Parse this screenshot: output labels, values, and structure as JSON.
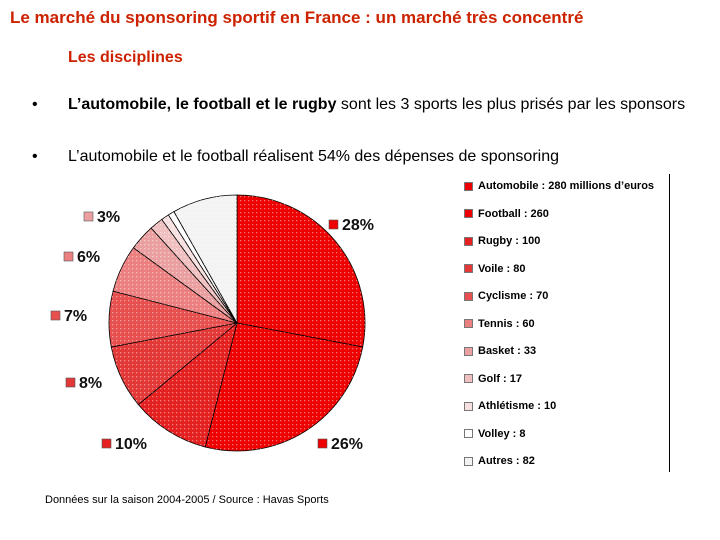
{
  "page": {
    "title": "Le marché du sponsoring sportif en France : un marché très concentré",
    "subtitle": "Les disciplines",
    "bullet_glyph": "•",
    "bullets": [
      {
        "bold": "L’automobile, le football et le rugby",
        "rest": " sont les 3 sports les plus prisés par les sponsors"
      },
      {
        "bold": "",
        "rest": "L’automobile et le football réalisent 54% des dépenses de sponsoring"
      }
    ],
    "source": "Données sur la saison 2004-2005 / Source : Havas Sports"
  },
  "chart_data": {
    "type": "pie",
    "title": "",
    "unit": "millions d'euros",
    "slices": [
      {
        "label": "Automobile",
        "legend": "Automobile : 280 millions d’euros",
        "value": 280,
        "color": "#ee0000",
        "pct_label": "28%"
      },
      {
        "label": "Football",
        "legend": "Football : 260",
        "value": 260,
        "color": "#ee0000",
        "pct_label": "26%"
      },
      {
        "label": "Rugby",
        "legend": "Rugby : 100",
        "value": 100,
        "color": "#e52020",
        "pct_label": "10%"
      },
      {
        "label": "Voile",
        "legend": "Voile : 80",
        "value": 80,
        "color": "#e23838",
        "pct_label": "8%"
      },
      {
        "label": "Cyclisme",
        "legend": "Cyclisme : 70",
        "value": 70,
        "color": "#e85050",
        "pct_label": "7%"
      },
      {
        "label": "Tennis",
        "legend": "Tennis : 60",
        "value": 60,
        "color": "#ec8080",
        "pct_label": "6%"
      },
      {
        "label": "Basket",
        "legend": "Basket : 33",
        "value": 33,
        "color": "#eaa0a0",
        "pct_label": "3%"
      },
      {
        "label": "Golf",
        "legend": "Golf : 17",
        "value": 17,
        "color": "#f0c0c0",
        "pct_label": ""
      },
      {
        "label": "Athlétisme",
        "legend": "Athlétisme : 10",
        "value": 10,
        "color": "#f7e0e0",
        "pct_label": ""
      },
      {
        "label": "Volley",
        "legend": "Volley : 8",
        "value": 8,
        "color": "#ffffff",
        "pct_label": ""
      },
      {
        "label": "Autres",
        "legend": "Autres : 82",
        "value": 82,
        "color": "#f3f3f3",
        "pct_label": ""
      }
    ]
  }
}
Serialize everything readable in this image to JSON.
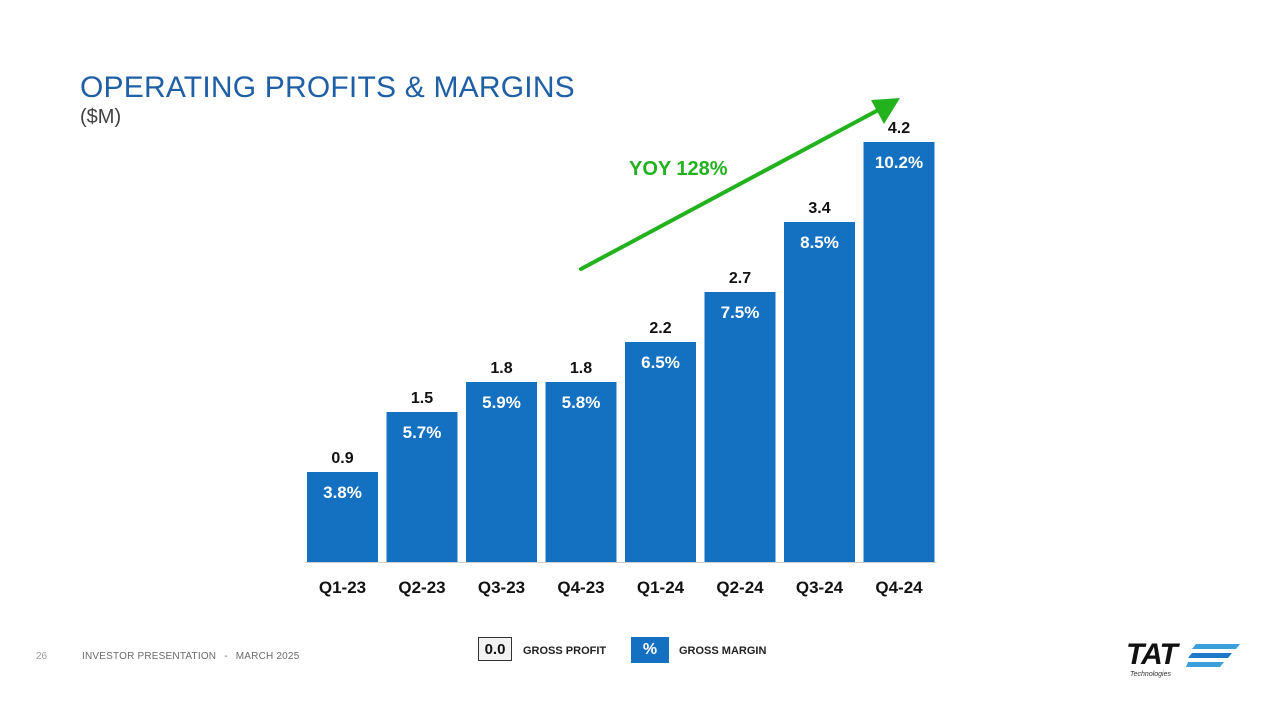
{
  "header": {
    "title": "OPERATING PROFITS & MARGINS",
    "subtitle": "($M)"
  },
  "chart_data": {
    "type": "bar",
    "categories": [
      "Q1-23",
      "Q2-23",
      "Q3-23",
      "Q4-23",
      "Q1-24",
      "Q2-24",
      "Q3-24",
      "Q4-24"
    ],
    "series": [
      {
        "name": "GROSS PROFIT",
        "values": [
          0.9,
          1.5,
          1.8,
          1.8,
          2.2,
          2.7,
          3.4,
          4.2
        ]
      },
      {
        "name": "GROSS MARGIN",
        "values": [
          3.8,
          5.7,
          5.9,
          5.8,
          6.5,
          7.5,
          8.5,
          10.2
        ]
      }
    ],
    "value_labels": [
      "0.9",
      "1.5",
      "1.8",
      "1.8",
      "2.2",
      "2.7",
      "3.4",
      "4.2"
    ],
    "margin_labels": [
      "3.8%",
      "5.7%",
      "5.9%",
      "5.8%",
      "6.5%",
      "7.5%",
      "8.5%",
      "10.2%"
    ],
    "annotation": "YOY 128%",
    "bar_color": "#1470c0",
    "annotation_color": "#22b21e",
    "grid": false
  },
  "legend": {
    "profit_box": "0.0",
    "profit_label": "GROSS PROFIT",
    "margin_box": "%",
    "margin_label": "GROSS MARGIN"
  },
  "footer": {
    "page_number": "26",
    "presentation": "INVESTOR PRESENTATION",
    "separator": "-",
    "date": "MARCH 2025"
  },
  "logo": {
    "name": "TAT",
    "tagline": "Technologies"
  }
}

Problem description: Show the lines of the records that include the string "bold".

Task answer:
        "bold": "L’automobile, le football et le rugby",
        "bold": "",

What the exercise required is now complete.